TO BE DONE — Both the line containing "Output a JSON" and the last line of the listing are included: write out exactly the lines from one to the other.

INFORMATION SUPPLIED —
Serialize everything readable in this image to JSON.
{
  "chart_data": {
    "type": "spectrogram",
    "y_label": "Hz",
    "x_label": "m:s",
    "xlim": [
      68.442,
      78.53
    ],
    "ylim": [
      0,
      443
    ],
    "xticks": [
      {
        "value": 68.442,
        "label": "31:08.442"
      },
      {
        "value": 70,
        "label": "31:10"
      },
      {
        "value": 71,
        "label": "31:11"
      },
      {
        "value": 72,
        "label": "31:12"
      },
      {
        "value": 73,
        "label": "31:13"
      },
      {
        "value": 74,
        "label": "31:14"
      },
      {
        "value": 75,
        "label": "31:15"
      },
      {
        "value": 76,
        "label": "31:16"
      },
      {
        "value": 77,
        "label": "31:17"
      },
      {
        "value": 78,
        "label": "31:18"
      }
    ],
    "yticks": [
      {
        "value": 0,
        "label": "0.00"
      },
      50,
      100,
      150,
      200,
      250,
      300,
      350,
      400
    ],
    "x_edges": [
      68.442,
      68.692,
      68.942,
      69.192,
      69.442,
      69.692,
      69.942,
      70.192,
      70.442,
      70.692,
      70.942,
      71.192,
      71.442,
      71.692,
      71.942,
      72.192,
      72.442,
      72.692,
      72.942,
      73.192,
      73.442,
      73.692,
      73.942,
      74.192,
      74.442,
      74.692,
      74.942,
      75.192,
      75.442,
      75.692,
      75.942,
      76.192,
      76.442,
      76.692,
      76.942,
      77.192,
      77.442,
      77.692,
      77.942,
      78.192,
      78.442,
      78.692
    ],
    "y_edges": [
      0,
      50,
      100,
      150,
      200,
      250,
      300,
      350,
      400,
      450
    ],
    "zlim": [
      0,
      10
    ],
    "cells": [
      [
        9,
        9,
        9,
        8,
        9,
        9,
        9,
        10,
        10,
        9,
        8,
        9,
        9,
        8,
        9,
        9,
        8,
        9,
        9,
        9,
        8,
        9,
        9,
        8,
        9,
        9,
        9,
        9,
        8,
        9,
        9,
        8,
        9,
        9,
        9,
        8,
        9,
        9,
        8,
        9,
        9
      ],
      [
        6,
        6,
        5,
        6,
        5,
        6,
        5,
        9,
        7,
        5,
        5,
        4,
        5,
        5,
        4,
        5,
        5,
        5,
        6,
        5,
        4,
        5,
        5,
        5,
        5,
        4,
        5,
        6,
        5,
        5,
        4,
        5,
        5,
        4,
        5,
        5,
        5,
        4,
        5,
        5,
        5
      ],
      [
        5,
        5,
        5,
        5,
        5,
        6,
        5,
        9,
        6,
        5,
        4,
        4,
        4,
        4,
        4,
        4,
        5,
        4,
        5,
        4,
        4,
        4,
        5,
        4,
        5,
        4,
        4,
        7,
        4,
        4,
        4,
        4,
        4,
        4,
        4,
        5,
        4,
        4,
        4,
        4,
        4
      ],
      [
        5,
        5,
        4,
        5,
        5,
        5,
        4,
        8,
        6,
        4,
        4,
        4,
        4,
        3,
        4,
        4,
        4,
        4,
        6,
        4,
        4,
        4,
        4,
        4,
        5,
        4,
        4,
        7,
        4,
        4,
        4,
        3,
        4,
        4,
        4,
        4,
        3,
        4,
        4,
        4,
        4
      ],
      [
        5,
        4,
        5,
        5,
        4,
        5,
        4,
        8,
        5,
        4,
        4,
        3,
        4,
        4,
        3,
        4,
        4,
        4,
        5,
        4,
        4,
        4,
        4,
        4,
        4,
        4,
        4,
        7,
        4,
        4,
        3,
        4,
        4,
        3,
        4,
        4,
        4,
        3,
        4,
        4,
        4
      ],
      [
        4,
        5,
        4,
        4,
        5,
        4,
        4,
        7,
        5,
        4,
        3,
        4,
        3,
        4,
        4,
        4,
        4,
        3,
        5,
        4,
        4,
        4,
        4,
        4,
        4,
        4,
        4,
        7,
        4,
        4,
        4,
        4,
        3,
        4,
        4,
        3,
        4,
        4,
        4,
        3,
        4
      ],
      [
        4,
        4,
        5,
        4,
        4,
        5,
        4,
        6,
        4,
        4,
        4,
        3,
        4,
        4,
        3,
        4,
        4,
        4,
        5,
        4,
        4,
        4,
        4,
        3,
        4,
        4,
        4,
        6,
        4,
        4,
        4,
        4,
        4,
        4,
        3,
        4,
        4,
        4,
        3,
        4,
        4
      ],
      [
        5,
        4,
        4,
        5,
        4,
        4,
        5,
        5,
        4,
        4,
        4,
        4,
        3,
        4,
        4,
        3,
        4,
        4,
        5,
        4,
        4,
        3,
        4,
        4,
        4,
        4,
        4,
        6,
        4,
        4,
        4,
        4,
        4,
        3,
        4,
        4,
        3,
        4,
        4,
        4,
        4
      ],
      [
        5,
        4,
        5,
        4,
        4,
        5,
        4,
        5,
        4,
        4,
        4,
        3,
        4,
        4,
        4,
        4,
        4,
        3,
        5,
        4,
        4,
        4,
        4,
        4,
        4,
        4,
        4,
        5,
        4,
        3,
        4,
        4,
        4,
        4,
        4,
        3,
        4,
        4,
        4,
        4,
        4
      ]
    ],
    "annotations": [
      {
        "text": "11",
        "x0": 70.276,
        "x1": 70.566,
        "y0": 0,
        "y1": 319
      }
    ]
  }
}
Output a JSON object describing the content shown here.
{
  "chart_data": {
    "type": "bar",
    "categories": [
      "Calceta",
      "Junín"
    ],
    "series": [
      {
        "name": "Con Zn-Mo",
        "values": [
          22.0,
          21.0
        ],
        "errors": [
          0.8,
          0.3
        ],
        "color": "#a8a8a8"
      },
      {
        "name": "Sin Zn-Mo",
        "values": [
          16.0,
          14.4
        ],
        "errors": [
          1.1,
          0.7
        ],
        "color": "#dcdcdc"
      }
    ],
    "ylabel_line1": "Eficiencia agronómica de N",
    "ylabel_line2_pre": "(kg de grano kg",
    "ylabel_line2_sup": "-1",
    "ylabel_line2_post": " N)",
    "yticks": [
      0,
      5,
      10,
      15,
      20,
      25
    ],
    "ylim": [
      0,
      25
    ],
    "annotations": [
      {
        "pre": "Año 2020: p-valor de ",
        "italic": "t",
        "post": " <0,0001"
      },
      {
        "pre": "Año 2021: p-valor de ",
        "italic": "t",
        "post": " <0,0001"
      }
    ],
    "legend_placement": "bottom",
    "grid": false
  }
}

SOLUTION FOR THIS PROBLEM —
Output a JSON object describing the content shown here.
{
  "chart_data": {
    "type": "bar",
    "categories": [
      "Calceta",
      "Junín"
    ],
    "series": [
      {
        "name": "Con Zn-Mo",
        "values": [
          22.0,
          21.0
        ],
        "errors": [
          0.8,
          0.3
        ],
        "color": "#a8a8a8"
      },
      {
        "name": "Sin Zn-Mo",
        "values": [
          16.0,
          14.4
        ],
        "errors": [
          1.1,
          0.7
        ],
        "color": "#dcdcdc"
      }
    ],
    "ylabel_line1": "Eficiencia agronómica de N",
    "ylabel_line2_pre": "(kg de grano kg",
    "ylabel_line2_sup": "-1",
    "ylabel_line2_post": " N)",
    "yticks": [
      0,
      5,
      10,
      15,
      20,
      25
    ],
    "ylim": [
      0,
      25
    ],
    "annotations": [
      {
        "pre": "Año 2020: p-valor de ",
        "italic": "t",
        "post": " <0,0001"
      },
      {
        "pre": "Año 2021: p-valor de ",
        "italic": "t",
        "post": " <0,0001"
      }
    ],
    "legend_placement": "bottom",
    "grid": false
  }
}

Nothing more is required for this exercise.